### REQUIRED WORK
a) In the text on making liquid fuels from coal, what is the usual range of liquid yields from direct coal liquefaction?
b) Pick up the text on making liquid fuels from coal where it stops and keep writing it.

>> start QUOTED TEXT

Synthetic liquid fuels

Transport fuels (gasoline/petrol, diesel and jet fuel) are currently derived from crude oil, which has about twice the hydrogen content of coal. For coal to replace crude oil, it must be converted to liquids with similar hydrogen contents to oil and with similar properties. This can be achieved either by removing carbon or by adding hydrogen, while also largely removing elements such as sulphur, nitrogen and oxygen (Williams and Larson, 2003). There are two approaches to providing liquid fuels from coal (Couch, 2008).


Figure 6 Schematic of direct coal liquefaction processes (Deutsche Bank, 2007)

In direct coal liquefaction (DCL), pulverised coal is treated at high temperature and pressure with a solvent that comprises a process-derived recyclable oil (see Figure 6). The hydrogen/carbon ratio is increased by adding gaseous H2 to the slurry of coal and coal-derived liquids, together with catalysts to speed up the required reactions. The liquids produced have molecular structures similar to those found in aromatic compounds and need further upgrading to produce specification fuels such as gasoline/petrol and fuel oil. Liquid yields are generally in the range 60–70%.

The indirect coal liquefaction route (ICL) is a high temperature, high pressure process that first requires the gasification of coal to produce a syngas, which can be converted to liquid fuels via either the Fischer-Tropsch (FT) process or the Mobil process (Radtke and others, 2006). In the FT process, Figure 7, which is the more common, the syngas is cleaned of impurities and then catalytically combined/rebuilt to make the distillable liquids. These can include hydrocarbon fuels such as synthetic gasoline/petrol and diesel, and/or oxygenated fuels, together with a wide range of other possible products. For the FT synthesis stage, the choice of making either gasoline/petrol or diesel is determined by the selection of operating temperature and catalyst. In the Mobil process, the syngas can be converted to methanol, or the latter can be provided separately as the starting material, which is then converted to petroleum products via a dehydration sequence (AAAS, 2009). 

Figure 7 Schematic of indirect coal liquefaction processes (Spath and Dayton, 2003)

Although more complex, ICL has several advantages over DCL. Thus:

  • the principal product from the first stage is a gas which leaves behind most of the mineral matter of the coal in the gasifier, apart from any volatile components;
  • undesirable components, such as sulphur compounds, are more readily removed from the gas;
  • it is easier to control the build-up of the required products;
  • there is good operational flexibility in that syngas made from any source (coal, petroleum residues, natural gas, or biomass) can be used;
  • in principle, the CO2 produced can readily be captured for subsequent utilisation or storage;
  • the end products have near-zero aromatics and no sulphur. With minimal further refining it is possible to produce ultraclean diesel or jet fuel.
The four demonstration projects in China that were constructed and began operation during the 11th FYP period (2006-2010) are included in Table 1 (Yue, 2010; Market Avenue, 2010). These covered both process options.

>> end QUOTED TEXT
>> start EXCERPTED DATA

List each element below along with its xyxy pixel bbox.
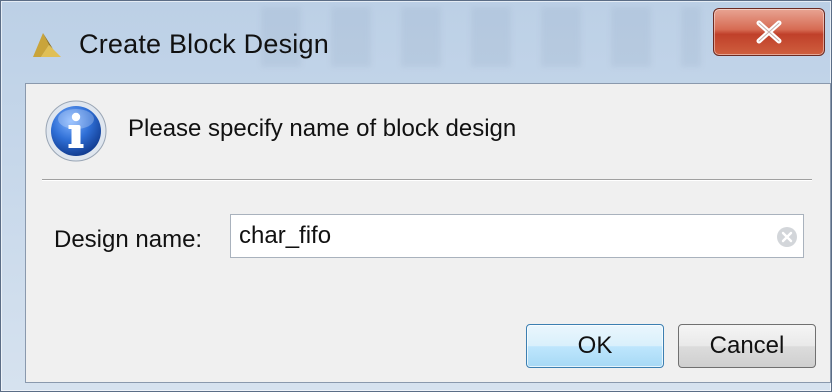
clear-input-icon[interactable] [775, 225, 799, 249]
separator [42, 179, 812, 181]
dialog-body: Please specify name of block design Desi… [25, 83, 831, 383]
design-name-label: Design name: [54, 226, 203, 253]
cancel-button[interactable]: Cancel [678, 324, 816, 368]
vivado-logo-icon [33, 33, 61, 57]
ok-button[interactable]: OK [526, 324, 664, 368]
design-name-field[interactable] [230, 214, 804, 258]
close-button[interactable] [713, 8, 825, 56]
window-title: Create Block Design [79, 29, 329, 59]
close-icon [756, 20, 782, 44]
dialog-message: Please specify name of block design [128, 115, 517, 142]
design-name-input[interactable] [231, 215, 761, 257]
info-icon [45, 100, 107, 162]
dialog-window: Create Block Design Please specify name … [0, 0, 832, 392]
title-bar[interactable]: Create Block Design [1, 1, 831, 83]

>> end EXCERPTED DATA

### RESULTS
a) Liquid yields are generally in the range 60–70%.

b)
Figure 8 The Shenhua Direct Coal Liquefaction Project (Shu, 2016)

The Shenhua Group demonstration project (Figure 8) is at Erdos in the Inner Mongolia Autonomous Region. There is one complete production train together with the ancillaries and supporting facilities (power, water, coal), which are sufficient for all three production lines that are ultimately intended. This line comprises coal processing, a coal-based hydrogen production plant, liquid production and upgrading facilities, solvent recovery plant and catalyst preparation plant together with storage vessels for the various end products. This line produces 1.06 Mt of oil products. Annual coal throughput is about 3.4 Mt and is supplied from a Shenhua mine that is adjacent to the DCL site. The technology incorporates components from USA, Japan and Germany, which have been integrated in to an overall design by Shenhua. The facility operates using a Shell coal gasification/hydrogen unit, with the basic design for the coal liquefaction and H-Oil units licensed from Axens. In 2012, the performance data that were released suggested that, after numerous periods of below specification operation and subsequent equipment modifications, the Shenhua DCL process had achieved long-term stable operation and commercial grade products, although this required some departure from the original process specification. It had also resulted in considerable benefits from ‘learning by doing’, which should promote the improvement of equipment manufacturing for the modern coal-to-liquids and coal-to-chemicals industries in China, as well as the advancement of design, integration, and construction capabilities in related fields.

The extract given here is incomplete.